- Records supplied:
========================================

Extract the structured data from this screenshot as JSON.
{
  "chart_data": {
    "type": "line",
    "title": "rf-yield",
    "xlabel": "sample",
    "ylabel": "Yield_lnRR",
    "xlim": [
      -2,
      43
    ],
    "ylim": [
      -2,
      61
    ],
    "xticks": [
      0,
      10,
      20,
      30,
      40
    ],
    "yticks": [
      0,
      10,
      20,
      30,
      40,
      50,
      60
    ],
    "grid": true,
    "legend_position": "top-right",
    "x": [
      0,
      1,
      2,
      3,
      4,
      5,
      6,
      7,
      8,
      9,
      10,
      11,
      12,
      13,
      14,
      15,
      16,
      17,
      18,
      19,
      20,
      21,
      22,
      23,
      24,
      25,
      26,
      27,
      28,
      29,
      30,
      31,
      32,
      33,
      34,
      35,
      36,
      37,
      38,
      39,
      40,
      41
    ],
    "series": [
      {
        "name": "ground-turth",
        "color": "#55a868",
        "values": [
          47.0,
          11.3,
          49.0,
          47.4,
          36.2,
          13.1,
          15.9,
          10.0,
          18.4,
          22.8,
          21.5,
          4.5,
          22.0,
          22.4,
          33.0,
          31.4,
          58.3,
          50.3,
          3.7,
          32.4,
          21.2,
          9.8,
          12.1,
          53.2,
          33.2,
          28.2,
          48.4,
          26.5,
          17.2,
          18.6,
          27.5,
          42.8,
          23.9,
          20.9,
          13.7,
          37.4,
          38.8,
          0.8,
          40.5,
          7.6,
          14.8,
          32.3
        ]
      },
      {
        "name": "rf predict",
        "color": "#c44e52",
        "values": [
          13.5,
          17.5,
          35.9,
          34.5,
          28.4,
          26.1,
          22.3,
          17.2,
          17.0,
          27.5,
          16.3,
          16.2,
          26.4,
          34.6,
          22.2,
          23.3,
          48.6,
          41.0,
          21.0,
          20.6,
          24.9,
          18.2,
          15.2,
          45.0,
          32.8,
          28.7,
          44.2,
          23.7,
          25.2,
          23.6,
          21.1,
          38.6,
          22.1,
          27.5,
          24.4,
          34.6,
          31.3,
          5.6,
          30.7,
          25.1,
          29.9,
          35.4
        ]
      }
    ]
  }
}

========================================

- To be done: Copy the data above in full, character for character.

- Reply to the exercise:
Extract the structured data from this screenshot as JSON.
{
  "chart_data": {
    "type": "line",
    "title": "rf-yield",
    "xlabel": "sample",
    "ylabel": "Yield_lnRR",
    "xlim": [
      -2,
      43
    ],
    "ylim": [
      -2,
      61
    ],
    "xticks": [
      0,
      10,
      20,
      30,
      40
    ],
    "yticks": [
      0,
      10,
      20,
      30,
      40,
      50,
      60
    ],
    "grid": true,
    "legend_position": "top-right",
    "x": [
      0,
      1,
      2,
      3,
      4,
      5,
      6,
      7,
      8,
      9,
      10,
      11,
      12,
      13,
      14,
      15,
      16,
      17,
      18,
      19,
      20,
      21,
      22,
      23,
      24,
      25,
      26,
      27,
      28,
      29,
      30,
      31,
      32,
      33,
      34,
      35,
      36,
      37,
      38,
      39,
      40,
      41
    ],
    "series": [
      {
        "name": "ground-turth",
        "color": "#55a868",
        "values": [
          47.0,
          11.3,
          49.0,
          47.4,
          36.2,
          13.1,
          15.9,
          10.0,
          18.4,
          22.8,
          21.5,
          4.5,
          22.0,
          22.4,
          33.0,
          31.4,
          58.3,
          50.3,
          3.7,
          32.4,
          21.2,
          9.8,
          12.1,
          53.2,
          33.2,
          28.2,
          48.4,
          26.5,
          17.2,
          18.6,
          27.5,
          42.8,
          23.9,
          20.9,
          13.7,
          37.4,
          38.8,
          0.8,
          40.5,
          7.6,
          14.8,
          32.3
        ]
      },
      {
        "name": "rf predict",
        "color": "#c44e52",
        "values": [
          13.5,
          17.5,
          35.9,
          34.5,
          28.4,
          26.1,
          22.3,
          17.2,
          17.0,
          27.5,
          16.3,
          16.2,
          26.4,
          34.6,
          22.2,
          23.3,
          48.6,
          41.0,
          21.0,
          20.6,
          24.9,
          18.2,
          15.2,
          45.0,
          32.8,
          28.7,
          44.2,
          23.7,
          25.2,
          23.6,
          21.1,
          38.6,
          22.1,
          27.5,
          24.4,
          34.6,
          31.3,
          5.6,
          30.7,
          25.1,
          29.9,
          35.4
        ]
      }
    ]
  }
}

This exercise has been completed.